━━ SUPPLIED RECORDS ━━

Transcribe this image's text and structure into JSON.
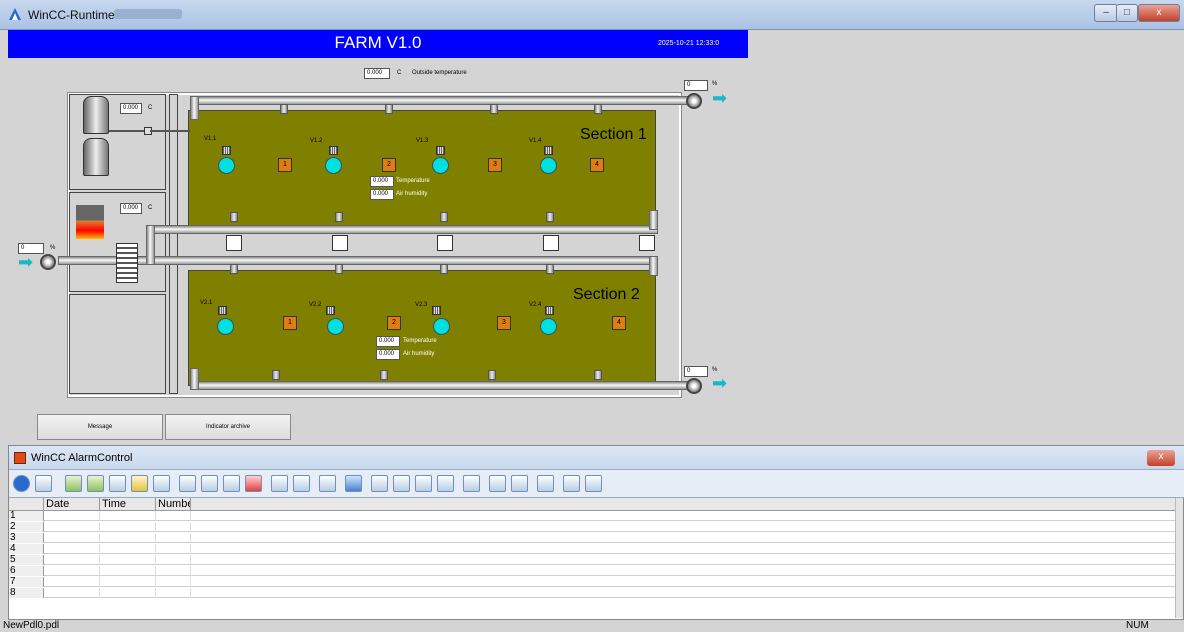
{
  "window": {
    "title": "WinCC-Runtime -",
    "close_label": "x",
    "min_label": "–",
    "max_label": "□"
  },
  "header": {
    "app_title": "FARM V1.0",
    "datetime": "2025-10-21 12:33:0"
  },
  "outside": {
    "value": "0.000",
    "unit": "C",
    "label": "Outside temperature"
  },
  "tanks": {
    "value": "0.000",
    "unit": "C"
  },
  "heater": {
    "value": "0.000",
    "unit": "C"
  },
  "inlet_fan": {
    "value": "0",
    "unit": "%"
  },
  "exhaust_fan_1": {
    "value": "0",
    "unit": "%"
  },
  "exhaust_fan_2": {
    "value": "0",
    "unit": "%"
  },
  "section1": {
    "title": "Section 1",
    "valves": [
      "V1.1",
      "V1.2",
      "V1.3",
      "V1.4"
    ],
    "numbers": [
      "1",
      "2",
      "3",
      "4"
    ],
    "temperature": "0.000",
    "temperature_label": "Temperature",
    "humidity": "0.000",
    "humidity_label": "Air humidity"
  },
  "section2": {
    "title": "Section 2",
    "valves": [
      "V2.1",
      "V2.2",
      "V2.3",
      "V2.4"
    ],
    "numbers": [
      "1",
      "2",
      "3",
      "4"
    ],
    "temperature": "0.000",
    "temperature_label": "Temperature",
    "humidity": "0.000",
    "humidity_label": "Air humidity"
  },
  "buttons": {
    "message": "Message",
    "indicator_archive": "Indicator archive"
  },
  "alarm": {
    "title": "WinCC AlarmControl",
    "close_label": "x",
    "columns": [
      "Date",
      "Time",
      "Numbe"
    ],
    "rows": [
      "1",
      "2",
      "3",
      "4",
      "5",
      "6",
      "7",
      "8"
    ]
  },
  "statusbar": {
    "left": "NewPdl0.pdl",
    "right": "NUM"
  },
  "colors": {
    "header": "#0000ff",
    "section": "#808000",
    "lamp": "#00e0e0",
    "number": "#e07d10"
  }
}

━━━
━━ SUPPLIED RECORDS ━━

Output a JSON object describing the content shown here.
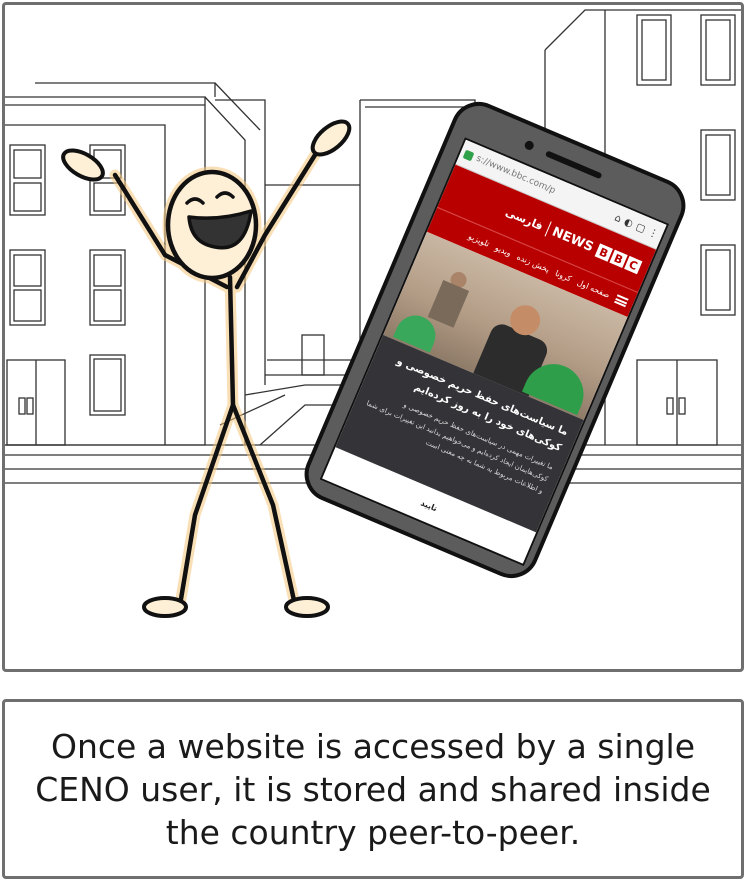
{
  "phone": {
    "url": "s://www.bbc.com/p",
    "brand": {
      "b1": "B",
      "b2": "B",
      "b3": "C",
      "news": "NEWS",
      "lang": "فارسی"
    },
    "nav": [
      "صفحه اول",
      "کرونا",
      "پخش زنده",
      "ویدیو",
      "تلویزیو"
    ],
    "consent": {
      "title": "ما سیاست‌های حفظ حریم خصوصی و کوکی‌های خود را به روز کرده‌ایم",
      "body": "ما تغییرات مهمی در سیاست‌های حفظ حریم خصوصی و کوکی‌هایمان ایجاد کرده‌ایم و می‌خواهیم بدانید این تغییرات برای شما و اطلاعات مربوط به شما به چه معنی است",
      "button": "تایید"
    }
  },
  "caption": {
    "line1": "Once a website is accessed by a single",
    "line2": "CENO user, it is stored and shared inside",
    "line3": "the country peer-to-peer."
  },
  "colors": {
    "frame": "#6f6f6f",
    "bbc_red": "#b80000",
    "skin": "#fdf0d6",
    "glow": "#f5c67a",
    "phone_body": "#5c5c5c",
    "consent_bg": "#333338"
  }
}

━━━

Lines of the material that contain the word "سیاست" are to be gathered.

      "title": "ما سیاست‌های حفظ حریم خصوصی و کوکی‌های خود را به روز کرده‌ایم",
      "body": "ما تغییرات مهمی در سیاست‌های حفظ حریم خصوصی و کوکی‌هایمان ایجاد کرده‌ایم و می‌خواهیم بدانید این تغییرات برای شما و اطلاعات مربوط به شما به چه معنی است",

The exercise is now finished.